Records from a dataset
● ● ●

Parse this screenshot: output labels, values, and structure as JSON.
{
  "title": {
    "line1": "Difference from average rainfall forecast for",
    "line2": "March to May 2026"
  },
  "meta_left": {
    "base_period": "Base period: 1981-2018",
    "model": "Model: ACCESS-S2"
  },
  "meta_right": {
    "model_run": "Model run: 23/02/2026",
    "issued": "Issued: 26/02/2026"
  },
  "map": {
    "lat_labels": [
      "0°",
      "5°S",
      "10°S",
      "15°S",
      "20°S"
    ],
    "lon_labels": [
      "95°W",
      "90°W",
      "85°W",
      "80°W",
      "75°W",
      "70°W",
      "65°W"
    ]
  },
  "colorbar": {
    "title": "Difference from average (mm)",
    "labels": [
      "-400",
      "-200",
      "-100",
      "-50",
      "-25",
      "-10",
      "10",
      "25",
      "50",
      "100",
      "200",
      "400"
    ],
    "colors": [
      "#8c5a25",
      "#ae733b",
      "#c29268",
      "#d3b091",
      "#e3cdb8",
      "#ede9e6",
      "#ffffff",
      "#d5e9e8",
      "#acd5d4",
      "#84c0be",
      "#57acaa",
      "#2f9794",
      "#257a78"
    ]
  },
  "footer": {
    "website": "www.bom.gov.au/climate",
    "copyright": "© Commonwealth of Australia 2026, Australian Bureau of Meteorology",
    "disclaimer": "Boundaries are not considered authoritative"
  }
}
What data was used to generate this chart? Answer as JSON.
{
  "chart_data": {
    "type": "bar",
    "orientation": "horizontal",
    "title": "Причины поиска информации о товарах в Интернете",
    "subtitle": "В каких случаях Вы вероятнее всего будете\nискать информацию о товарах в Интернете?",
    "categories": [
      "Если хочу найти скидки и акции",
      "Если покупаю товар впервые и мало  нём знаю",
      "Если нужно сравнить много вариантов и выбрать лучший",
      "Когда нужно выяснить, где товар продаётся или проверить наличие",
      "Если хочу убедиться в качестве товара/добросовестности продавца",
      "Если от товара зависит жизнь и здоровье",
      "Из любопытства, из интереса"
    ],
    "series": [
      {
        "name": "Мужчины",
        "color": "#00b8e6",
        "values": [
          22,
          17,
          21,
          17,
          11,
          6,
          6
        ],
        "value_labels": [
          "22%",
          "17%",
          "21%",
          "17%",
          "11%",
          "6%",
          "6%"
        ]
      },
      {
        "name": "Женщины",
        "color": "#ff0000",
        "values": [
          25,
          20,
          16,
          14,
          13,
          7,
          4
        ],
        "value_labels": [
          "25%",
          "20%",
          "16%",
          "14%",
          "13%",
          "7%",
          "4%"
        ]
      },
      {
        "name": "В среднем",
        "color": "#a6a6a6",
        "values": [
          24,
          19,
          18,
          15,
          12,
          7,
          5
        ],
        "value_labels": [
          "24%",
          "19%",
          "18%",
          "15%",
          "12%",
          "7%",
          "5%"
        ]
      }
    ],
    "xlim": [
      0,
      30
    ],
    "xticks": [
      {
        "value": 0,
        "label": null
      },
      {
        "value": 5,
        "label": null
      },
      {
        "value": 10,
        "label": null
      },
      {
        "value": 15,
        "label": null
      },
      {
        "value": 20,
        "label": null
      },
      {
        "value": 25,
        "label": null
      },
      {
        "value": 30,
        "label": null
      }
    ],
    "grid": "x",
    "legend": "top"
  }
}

● ● ●

__Exercise description__
Identify the lines above with the word "Если". Copy them.

__Full output__
      "Если хочу найти скидки и акции",
      "Если покупаю товар впервые и мало  нём знаю",
      "Если нужно сравнить много вариантов и выбрать лучший",
      "Если хочу убедиться в качестве товара/добросовестности продавца",
      "Если от товара зависит жизнь и здоровье",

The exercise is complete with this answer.